## Input material
○ ○ ○ ○

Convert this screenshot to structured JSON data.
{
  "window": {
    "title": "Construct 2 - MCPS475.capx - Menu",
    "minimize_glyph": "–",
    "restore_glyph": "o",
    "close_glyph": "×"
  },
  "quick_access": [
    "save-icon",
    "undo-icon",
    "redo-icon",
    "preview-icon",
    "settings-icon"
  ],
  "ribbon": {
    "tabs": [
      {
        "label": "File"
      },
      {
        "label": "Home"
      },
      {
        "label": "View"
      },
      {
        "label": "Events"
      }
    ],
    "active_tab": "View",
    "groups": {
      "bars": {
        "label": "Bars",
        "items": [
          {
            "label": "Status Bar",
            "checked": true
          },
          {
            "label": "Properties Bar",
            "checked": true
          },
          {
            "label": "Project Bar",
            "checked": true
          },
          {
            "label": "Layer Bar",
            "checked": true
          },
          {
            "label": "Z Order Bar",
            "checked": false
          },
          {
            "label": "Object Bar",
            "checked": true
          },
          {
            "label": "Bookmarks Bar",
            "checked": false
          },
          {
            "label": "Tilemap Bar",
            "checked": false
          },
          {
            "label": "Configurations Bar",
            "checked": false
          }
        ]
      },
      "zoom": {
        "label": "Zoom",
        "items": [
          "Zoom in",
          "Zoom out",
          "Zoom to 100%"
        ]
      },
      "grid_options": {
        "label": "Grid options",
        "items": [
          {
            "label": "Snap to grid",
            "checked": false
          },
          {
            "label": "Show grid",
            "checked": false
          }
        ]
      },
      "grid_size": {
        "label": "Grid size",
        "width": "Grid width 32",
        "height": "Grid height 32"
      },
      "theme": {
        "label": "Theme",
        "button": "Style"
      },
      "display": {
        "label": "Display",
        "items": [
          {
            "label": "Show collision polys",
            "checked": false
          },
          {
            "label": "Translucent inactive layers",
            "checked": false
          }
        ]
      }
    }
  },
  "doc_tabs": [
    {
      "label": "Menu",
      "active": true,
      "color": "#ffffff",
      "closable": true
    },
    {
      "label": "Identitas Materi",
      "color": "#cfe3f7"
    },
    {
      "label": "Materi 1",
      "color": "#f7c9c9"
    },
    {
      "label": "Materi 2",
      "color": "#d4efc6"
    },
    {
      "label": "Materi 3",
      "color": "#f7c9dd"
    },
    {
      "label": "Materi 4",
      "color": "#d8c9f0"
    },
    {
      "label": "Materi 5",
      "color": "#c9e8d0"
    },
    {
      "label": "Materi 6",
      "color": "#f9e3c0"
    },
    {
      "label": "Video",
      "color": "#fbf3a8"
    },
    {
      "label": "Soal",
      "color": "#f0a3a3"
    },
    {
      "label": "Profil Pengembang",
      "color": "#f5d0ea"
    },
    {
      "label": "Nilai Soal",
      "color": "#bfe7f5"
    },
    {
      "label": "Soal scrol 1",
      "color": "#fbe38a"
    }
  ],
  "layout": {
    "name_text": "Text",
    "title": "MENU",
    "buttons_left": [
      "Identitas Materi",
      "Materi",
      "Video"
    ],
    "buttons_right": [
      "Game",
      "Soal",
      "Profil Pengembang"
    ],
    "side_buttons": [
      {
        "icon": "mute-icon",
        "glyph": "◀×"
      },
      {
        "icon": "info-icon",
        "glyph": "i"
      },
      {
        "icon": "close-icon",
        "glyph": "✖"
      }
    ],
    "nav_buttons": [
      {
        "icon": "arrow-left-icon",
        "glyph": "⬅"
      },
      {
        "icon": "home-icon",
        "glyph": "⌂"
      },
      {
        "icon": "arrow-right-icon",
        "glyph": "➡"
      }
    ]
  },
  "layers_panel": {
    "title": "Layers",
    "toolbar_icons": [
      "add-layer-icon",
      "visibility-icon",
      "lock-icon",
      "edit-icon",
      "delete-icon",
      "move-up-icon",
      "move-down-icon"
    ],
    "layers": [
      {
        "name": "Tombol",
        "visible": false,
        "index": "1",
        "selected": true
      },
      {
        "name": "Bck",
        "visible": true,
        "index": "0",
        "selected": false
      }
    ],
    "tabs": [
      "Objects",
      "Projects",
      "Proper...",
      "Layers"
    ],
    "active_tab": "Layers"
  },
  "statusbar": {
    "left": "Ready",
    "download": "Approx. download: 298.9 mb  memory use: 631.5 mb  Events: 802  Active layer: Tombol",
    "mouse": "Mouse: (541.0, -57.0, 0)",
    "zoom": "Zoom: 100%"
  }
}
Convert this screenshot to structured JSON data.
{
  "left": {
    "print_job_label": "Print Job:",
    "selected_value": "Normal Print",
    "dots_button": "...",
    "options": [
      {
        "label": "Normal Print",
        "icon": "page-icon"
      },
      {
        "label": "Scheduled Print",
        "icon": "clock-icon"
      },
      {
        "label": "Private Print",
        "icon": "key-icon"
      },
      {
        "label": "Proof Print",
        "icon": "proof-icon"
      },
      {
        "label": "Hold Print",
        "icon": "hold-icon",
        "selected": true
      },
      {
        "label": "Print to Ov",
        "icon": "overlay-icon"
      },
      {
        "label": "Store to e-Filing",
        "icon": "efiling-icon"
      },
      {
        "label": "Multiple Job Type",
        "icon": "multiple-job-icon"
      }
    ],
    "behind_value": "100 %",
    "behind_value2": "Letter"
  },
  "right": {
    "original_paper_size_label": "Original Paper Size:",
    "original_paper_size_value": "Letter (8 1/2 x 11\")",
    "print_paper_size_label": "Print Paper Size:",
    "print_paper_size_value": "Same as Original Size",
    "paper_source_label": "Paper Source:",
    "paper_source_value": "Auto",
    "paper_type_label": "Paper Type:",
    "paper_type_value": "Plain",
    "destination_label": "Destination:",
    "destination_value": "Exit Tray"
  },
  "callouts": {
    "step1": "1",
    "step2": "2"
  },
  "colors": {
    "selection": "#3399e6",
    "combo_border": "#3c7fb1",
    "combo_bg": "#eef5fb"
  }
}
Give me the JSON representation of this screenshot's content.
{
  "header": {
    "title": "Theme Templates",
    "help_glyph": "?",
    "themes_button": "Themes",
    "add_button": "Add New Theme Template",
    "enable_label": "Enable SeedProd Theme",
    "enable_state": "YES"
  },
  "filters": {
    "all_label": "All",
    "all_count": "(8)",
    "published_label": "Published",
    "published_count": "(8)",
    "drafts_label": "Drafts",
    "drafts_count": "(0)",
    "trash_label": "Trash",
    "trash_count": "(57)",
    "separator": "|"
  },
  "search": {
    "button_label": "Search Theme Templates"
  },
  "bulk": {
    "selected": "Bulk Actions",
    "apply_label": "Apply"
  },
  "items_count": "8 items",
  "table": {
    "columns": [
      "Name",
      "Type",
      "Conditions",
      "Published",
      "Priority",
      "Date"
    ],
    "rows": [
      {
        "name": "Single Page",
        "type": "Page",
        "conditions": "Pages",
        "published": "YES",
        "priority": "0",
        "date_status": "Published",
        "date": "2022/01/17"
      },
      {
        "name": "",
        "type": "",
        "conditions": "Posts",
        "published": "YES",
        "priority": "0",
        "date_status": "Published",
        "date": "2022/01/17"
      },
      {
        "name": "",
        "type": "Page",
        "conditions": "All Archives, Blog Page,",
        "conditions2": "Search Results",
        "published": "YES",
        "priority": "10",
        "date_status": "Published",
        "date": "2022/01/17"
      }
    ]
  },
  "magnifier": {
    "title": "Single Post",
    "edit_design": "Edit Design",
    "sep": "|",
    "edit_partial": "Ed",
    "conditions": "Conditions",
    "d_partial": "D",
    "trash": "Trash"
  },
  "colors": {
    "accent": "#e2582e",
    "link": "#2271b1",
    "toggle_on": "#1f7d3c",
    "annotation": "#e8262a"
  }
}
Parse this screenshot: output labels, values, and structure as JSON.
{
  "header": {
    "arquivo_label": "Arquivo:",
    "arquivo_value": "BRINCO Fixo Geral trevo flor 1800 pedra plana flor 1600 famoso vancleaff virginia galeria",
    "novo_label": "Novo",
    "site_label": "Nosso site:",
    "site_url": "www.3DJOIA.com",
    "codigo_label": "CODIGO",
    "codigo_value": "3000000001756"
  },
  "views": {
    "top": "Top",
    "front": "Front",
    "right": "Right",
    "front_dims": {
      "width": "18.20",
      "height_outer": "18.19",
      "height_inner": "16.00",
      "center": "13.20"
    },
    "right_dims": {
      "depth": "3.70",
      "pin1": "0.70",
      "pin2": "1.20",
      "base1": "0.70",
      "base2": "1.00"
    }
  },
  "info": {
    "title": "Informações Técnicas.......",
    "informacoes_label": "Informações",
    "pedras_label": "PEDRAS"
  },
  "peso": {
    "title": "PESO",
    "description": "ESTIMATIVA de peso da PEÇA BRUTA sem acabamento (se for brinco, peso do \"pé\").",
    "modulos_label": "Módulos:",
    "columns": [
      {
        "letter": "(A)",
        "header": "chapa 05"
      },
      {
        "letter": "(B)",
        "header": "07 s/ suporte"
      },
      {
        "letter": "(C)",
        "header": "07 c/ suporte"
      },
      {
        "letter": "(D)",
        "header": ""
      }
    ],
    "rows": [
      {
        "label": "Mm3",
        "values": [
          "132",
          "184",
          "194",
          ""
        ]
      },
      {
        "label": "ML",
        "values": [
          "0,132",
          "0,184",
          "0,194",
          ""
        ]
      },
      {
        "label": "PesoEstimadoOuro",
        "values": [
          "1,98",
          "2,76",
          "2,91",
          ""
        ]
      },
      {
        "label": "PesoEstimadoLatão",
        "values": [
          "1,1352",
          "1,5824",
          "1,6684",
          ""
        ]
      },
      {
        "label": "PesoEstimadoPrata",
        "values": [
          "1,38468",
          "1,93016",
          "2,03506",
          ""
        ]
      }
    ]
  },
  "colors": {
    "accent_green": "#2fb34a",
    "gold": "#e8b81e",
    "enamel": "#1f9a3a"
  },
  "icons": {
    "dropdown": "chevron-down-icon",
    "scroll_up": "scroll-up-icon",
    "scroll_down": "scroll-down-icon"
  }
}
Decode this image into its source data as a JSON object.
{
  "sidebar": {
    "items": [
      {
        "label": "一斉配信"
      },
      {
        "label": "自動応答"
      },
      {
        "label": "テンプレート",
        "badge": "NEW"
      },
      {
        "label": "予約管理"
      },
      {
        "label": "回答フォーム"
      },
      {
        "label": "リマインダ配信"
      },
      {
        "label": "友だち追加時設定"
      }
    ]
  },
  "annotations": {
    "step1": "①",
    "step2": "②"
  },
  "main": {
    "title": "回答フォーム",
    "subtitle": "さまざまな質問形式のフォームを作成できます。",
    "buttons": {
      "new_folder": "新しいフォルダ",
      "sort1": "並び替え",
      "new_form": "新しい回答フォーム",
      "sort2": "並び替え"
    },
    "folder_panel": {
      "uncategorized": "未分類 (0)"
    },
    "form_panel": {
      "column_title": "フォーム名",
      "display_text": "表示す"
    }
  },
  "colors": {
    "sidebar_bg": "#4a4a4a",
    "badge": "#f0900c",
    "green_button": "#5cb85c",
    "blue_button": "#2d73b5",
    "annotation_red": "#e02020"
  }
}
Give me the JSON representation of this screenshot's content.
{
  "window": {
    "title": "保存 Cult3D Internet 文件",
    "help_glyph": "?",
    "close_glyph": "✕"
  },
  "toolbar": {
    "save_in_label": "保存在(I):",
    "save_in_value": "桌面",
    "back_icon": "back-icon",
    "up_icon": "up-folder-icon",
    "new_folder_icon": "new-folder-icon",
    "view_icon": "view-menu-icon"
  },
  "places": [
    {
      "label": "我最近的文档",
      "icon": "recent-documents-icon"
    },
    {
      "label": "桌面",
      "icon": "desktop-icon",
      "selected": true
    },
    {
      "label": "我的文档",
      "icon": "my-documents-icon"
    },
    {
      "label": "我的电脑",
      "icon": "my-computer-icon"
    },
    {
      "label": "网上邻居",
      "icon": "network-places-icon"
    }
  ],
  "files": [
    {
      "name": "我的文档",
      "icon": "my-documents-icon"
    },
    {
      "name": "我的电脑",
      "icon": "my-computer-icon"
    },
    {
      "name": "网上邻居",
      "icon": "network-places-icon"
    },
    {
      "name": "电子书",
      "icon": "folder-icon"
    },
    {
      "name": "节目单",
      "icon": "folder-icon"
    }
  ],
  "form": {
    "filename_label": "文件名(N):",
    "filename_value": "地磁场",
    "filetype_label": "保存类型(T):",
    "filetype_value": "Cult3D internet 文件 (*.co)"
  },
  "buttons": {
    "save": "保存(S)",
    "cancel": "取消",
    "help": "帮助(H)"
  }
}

○ ○ ○ ○

## Short exercise
Using the material above, count the lines containing the word "Pengembang". Reply with the number alone.

## Exercise result
2